Dataset items:
** begin **

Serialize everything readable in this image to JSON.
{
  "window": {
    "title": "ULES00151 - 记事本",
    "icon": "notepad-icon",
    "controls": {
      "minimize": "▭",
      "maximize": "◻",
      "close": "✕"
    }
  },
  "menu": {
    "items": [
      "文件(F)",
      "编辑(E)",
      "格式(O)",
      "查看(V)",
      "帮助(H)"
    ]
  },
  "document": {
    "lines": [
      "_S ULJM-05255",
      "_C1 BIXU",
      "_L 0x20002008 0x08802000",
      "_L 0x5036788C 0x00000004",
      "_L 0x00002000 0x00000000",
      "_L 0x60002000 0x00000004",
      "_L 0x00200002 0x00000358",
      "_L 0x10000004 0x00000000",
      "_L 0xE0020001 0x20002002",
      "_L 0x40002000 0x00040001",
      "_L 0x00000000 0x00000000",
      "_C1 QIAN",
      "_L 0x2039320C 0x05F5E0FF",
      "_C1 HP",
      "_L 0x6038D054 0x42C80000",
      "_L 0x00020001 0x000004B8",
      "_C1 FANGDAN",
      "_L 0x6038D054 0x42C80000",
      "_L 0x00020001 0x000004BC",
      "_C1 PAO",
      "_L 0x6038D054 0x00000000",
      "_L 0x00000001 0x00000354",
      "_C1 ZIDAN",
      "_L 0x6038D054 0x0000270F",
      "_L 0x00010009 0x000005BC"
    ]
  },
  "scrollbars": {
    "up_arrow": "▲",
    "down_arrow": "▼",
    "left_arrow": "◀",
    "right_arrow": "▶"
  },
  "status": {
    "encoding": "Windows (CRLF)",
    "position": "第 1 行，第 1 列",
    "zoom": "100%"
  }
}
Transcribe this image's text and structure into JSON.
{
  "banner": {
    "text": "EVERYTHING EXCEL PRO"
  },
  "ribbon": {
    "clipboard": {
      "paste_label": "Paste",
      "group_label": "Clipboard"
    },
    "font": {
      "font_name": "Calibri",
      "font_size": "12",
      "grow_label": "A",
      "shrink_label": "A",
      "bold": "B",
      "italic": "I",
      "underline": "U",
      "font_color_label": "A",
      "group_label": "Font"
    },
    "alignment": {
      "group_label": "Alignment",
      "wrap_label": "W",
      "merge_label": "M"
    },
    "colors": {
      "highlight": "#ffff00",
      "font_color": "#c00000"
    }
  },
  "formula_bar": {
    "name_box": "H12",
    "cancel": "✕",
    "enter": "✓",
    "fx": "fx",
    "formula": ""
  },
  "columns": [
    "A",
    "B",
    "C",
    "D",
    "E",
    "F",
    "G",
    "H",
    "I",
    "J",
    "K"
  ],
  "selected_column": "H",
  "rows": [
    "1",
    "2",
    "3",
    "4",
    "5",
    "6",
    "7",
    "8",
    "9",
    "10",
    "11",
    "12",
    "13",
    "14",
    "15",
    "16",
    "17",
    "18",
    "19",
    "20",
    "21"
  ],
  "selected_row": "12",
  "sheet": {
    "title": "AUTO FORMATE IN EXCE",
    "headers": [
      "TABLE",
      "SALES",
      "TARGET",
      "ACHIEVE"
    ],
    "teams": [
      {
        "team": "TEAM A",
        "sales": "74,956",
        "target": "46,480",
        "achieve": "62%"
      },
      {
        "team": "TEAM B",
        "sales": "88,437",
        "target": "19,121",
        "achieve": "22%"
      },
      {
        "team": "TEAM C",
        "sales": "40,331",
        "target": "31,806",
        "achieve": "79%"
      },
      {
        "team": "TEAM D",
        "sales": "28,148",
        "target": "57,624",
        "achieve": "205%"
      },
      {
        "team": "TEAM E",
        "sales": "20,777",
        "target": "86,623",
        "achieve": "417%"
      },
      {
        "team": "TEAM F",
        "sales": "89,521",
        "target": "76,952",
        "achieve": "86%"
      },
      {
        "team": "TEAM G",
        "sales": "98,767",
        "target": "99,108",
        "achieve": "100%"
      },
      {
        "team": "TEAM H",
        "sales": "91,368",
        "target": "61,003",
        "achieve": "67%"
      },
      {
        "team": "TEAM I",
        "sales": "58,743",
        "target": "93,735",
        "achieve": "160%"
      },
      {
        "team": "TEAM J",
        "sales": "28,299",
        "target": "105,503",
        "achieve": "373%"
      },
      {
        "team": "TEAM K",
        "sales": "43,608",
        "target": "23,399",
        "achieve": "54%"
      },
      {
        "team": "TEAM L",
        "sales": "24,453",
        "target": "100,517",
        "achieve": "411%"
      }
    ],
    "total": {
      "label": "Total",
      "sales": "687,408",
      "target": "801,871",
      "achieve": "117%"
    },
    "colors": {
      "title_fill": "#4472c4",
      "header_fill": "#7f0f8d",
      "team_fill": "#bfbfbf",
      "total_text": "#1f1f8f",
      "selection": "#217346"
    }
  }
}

** end **

◆ What you should do
Only the number is wanted: how many lines of the material above include the word "this"?

◆ Solution to the exercise
2